• Challenge: Go through the data and copy every line exactly, but not the images.

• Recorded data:

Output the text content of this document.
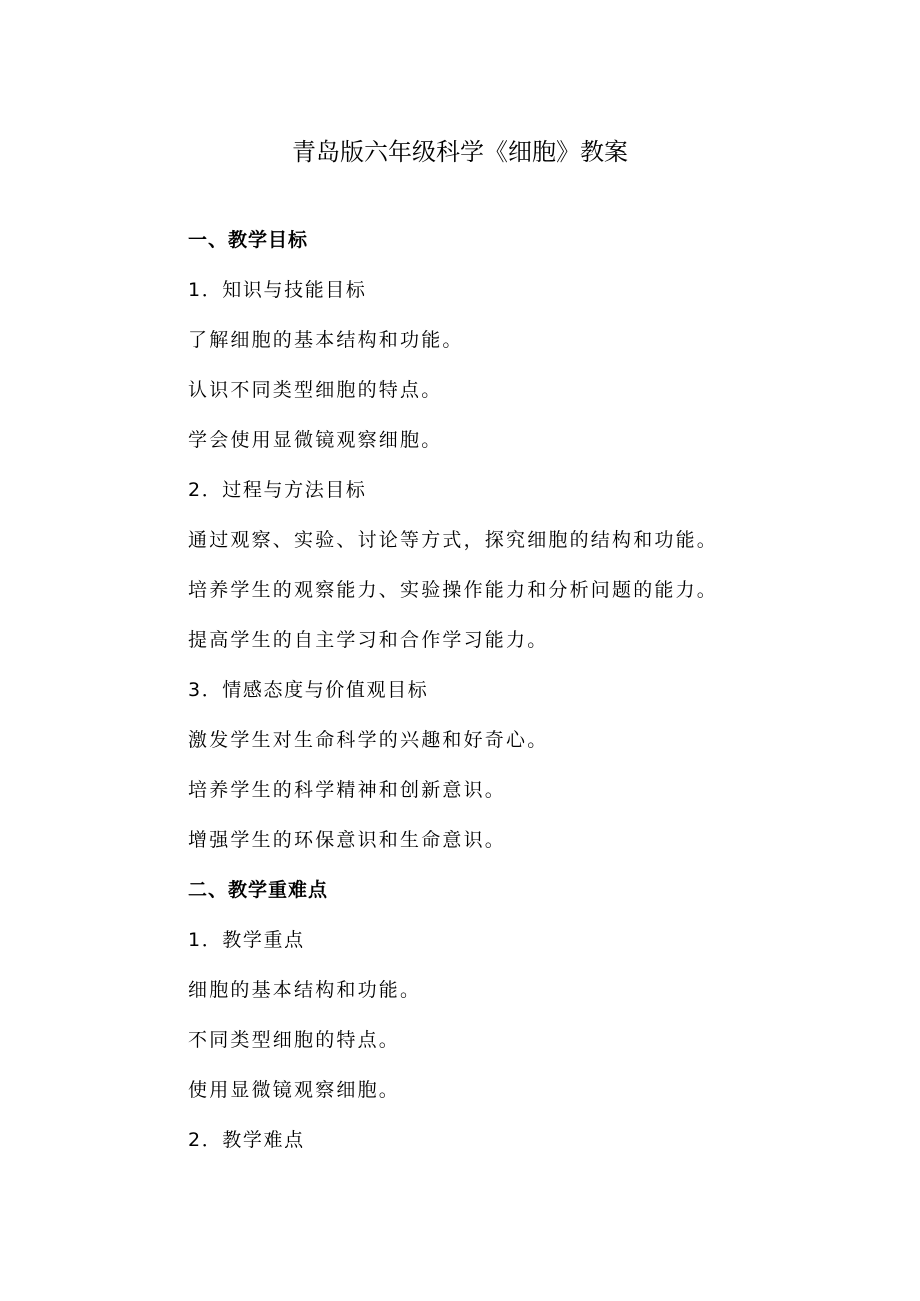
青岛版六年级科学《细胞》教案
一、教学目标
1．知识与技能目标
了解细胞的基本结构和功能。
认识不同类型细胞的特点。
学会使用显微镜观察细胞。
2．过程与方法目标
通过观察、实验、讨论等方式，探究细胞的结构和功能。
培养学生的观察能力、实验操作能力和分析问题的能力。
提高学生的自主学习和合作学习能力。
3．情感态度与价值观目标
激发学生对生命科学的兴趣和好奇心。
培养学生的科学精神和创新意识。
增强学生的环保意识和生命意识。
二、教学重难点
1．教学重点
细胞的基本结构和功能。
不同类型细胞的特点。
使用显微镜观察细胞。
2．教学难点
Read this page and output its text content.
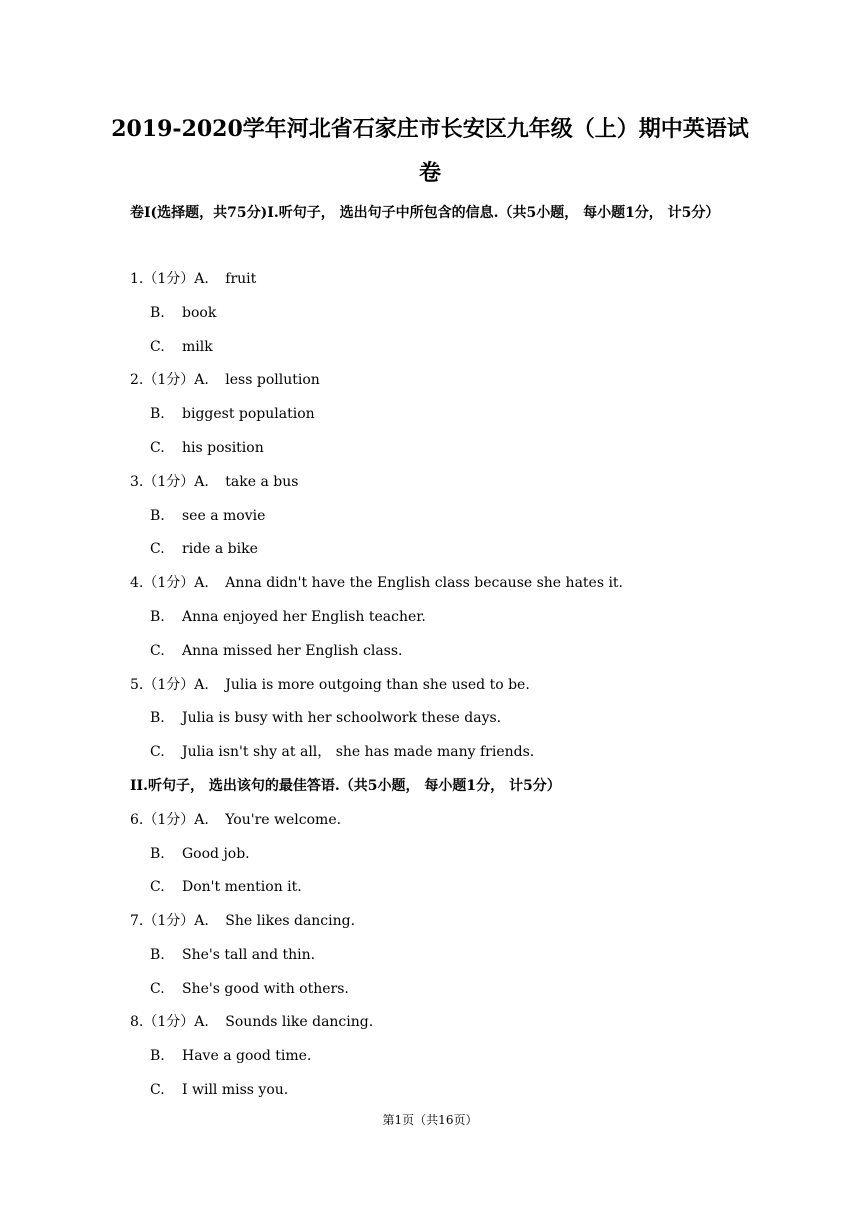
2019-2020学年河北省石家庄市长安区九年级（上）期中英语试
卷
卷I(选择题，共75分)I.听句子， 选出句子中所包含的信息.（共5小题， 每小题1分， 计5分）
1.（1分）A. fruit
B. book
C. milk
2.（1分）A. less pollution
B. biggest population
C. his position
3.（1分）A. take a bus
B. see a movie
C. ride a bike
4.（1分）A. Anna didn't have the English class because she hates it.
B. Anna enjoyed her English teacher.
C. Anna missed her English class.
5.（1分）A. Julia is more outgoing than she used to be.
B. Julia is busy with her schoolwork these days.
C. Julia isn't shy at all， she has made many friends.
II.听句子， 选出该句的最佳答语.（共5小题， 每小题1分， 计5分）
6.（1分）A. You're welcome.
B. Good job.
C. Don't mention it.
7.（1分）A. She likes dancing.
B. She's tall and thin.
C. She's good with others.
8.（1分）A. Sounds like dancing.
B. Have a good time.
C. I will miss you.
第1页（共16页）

• Response below:
Output the text content of this document.
青岛版六年级科学《细胞》教案
一、教学目标
1．知识与技能目标
了解细胞的基本结构和功能。
认识不同类型细胞的特点。
学会使用显微镜观察细胞。
2．过程与方法目标
通过观察、实验、讨论等方式，探究细胞的结构和功能。
培养学生的观察能力、实验操作能力和分析问题的能力。
提高学生的自主学习和合作学习能力。
3．情感态度与价值观目标
激发学生对生命科学的兴趣和好奇心。
培养学生的科学精神和创新意识。
增强学生的环保意识和生命意识。
二、教学重难点
1．教学重点
细胞的基本结构和功能。
不同类型细胞的特点。
使用显微镜观察细胞。
2．教学难点
Read this page and output its text content.
2019-2020学年河北省石家庄市长安区九年级（上）期中英语试
卷
卷I(选择题，共75分)I.听句子， 选出句子中所包含的信息.（共5小题， 每小题1分， 计5分）
1.（1分）A. fruit
B. book
C. milk
2.（1分）A. less pollution
B. biggest population
C. his position
3.（1分）A. take a bus
B. see a movie
C. ride a bike
4.（1分）A. Anna didn't have the English class because she hates it.
B. Anna enjoyed her English teacher.
C. Anna missed her English class.
5.（1分）A. Julia is more outgoing than she used to be.
B. Julia is busy with her schoolwork these days.
C. Julia isn't shy at all， she has made many friends.
II.听句子， 选出该句的最佳答语.（共5小题， 每小题1分， 计5分）
6.（1分）A. You're welcome.
B. Good job.
C. Don't mention it.
7.（1分）A. She likes dancing.
B. She's tall and thin.
C. She's good with others.
8.（1分）A. Sounds like dancing.
B. Have a good time.
C. I will miss you.
第1页（共16页）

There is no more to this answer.